§ WHAT IS BEING ASKED:
Write the material out again, line by line, exactly as it is.

[Records from a dataset]

—————

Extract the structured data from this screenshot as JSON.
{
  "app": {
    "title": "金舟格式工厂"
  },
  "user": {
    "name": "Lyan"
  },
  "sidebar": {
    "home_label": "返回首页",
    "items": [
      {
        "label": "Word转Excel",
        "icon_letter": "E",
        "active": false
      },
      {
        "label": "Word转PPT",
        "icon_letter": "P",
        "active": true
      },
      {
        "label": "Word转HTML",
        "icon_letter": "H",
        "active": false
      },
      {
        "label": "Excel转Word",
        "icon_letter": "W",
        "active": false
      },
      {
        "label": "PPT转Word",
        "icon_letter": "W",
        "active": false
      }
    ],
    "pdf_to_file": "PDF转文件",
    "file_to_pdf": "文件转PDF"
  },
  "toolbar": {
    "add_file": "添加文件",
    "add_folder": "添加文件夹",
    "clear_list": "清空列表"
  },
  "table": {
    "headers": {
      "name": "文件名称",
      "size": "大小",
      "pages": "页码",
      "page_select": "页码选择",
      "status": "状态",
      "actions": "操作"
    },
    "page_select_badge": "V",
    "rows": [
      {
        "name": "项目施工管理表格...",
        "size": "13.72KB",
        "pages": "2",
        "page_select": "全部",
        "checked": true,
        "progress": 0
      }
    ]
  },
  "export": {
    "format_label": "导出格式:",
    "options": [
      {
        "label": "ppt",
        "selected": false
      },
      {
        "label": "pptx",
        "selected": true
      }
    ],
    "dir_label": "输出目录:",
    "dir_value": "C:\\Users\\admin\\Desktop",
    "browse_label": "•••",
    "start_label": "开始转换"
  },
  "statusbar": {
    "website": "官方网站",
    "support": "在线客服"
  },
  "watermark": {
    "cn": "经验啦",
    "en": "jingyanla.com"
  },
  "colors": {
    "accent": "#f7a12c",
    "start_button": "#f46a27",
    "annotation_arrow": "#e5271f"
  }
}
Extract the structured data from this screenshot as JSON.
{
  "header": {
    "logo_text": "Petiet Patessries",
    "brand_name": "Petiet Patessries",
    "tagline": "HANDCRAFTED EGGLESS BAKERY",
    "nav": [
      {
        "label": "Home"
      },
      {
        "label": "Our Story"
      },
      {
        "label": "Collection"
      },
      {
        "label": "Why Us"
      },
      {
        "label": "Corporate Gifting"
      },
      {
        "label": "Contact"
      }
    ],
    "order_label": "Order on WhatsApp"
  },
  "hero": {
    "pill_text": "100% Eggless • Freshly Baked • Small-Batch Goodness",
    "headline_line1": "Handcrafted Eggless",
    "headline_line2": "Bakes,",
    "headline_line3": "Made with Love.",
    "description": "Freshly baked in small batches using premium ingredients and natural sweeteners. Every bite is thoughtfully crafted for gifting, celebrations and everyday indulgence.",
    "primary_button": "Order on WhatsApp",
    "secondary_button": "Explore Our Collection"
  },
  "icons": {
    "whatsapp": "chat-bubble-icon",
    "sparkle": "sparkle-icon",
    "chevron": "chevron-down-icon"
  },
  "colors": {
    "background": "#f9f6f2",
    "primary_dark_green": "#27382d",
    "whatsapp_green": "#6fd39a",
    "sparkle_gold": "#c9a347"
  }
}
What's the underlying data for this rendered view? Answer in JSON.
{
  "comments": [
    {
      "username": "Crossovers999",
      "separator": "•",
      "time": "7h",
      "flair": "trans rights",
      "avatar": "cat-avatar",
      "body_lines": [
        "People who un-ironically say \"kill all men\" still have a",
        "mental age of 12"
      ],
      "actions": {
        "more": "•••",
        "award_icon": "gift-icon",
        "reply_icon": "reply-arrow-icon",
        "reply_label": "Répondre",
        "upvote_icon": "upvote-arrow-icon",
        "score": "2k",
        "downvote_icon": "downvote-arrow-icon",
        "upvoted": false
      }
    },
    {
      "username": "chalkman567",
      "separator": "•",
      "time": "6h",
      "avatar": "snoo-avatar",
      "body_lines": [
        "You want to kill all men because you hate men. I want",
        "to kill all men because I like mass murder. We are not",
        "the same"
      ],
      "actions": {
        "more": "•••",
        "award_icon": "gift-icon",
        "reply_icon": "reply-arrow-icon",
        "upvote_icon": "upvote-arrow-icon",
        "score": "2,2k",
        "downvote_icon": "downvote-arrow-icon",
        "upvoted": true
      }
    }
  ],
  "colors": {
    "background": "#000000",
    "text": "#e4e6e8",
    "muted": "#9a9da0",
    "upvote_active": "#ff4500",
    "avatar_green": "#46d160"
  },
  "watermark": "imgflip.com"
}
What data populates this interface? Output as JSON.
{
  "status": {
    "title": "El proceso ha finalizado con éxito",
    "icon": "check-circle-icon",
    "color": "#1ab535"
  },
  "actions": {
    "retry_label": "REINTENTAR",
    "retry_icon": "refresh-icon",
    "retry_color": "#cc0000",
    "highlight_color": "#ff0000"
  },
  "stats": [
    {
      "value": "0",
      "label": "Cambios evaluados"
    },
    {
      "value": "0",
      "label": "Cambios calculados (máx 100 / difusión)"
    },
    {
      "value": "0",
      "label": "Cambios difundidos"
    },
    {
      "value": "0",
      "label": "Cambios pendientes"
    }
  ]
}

—————

§ RIGHT ANSWER:
Extract the structured data from this screenshot as JSON.
{
  "app": {
    "title": "金舟格式工厂"
  },
  "user": {
    "name": "Lyan"
  },
  "sidebar": {
    "home_label": "返回首页",
    "items": [
      {
        "label": "Word转Excel",
        "icon_letter": "E",
        "active": false
      },
      {
        "label": "Word转PPT",
        "icon_letter": "P",
        "active": true
      },
      {
        "label": "Word转HTML",
        "icon_letter": "H",
        "active": false
      },
      {
        "label": "Excel转Word",
        "icon_letter": "W",
        "active": false
      },
      {
        "label": "PPT转Word",
        "icon_letter": "W",
        "active": false
      }
    ],
    "pdf_to_file": "PDF转文件",
    "file_to_pdf": "文件转PDF"
  },
  "toolbar": {
    "add_file": "添加文件",
    "add_folder": "添加文件夹",
    "clear_list": "清空列表"
  },
  "table": {
    "headers": {
      "name": "文件名称",
      "size": "大小",
      "pages": "页码",
      "page_select": "页码选择",
      "status": "状态",
      "actions": "操作"
    },
    "page_select_badge": "V",
    "rows": [
      {
        "name": "项目施工管理表格...",
        "size": "13.72KB",
        "pages": "2",
        "page_select": "全部",
        "checked": true,
        "progress": 0
      }
    ]
  },
  "export": {
    "format_label": "导出格式:",
    "options": [
      {
        "label": "ppt",
        "selected": false
      },
      {
        "label": "pptx",
        "selected": true
      }
    ],
    "dir_label": "输出目录:",
    "dir_value": "C:\\Users\\admin\\Desktop",
    "browse_label": "•••",
    "start_label": "开始转换"
  },
  "statusbar": {
    "website": "官方网站",
    "support": "在线客服"
  },
  "watermark": {
    "cn": "经验啦",
    "en": "jingyanla.com"
  },
  "colors": {
    "accent": "#f7a12c",
    "start_button": "#f46a27",
    "annotation_arrow": "#e5271f"
  }
}
Extract the structured data from this screenshot as JSON.
{
  "header": {
    "logo_text": "Petiet Patessries",
    "brand_name": "Petiet Patessries",
    "tagline": "HANDCRAFTED EGGLESS BAKERY",
    "nav": [
      {
        "label": "Home"
      },
      {
        "label": "Our Story"
      },
      {
        "label": "Collection"
      },
      {
        "label": "Why Us"
      },
      {
        "label": "Corporate Gifting"
      },
      {
        "label": "Contact"
      }
    ],
    "order_label": "Order on WhatsApp"
  },
  "hero": {
    "pill_text": "100% Eggless • Freshly Baked • Small-Batch Goodness",
    "headline_line1": "Handcrafted Eggless",
    "headline_line2": "Bakes,",
    "headline_line3": "Made with Love.",
    "description": "Freshly baked in small batches using premium ingredients and natural sweeteners. Every bite is thoughtfully crafted for gifting, celebrations and everyday indulgence.",
    "primary_button": "Order on WhatsApp",
    "secondary_button": "Explore Our Collection"
  },
  "icons": {
    "whatsapp": "chat-bubble-icon",
    "sparkle": "sparkle-icon",
    "chevron": "chevron-down-icon"
  },
  "colors": {
    "background": "#f9f6f2",
    "primary_dark_green": "#27382d",
    "whatsapp_green": "#6fd39a",
    "sparkle_gold": "#c9a347"
  }
}
What's the underlying data for this rendered view? Answer in JSON.
{
  "comments": [
    {
      "username": "Crossovers999",
      "separator": "•",
      "time": "7h",
      "flair": "trans rights",
      "avatar": "cat-avatar",
      "body_lines": [
        "People who un-ironically say \"kill all men\" still have a",
        "mental age of 12"
      ],
      "actions": {
        "more": "•••",
        "award_icon": "gift-icon",
        "reply_icon": "reply-arrow-icon",
        "reply_label": "Répondre",
        "upvote_icon": "upvote-arrow-icon",
        "score": "2k",
        "downvote_icon": "downvote-arrow-icon",
        "upvoted": false
      }
    },
    {
      "username": "chalkman567",
      "separator": "•",
      "time": "6h",
      "avatar": "snoo-avatar",
      "body_lines": [
        "You want to kill all men because you hate men. I want",
        "to kill all men because I like mass murder. We are not",
        "the same"
      ],
      "actions": {
        "more": "•••",
        "award_icon": "gift-icon",
        "reply_icon": "reply-arrow-icon",
        "upvote_icon": "upvote-arrow-icon",
        "score": "2,2k",
        "downvote_icon": "downvote-arrow-icon",
        "upvoted": true
      }
    }
  ],
  "colors": {
    "background": "#000000",
    "text": "#e4e6e8",
    "muted": "#9a9da0",
    "upvote_active": "#ff4500",
    "avatar_green": "#46d160"
  },
  "watermark": "imgflip.com"
}
What data populates this interface? Output as JSON.
{
  "status": {
    "title": "El proceso ha finalizado con éxito",
    "icon": "check-circle-icon",
    "color": "#1ab535"
  },
  "actions": {
    "retry_label": "REINTENTAR",
    "retry_icon": "refresh-icon",
    "retry_color": "#cc0000",
    "highlight_color": "#ff0000"
  },
  "stats": [
    {
      "value": "0",
      "label": "Cambios evaluados"
    },
    {
      "value": "0",
      "label": "Cambios calculados (máx 100 / difusión)"
    },
    {
      "value": "0",
      "label": "Cambios difundidos"
    },
    {
      "value": "0",
      "label": "Cambios pendientes"
    }
  ]
}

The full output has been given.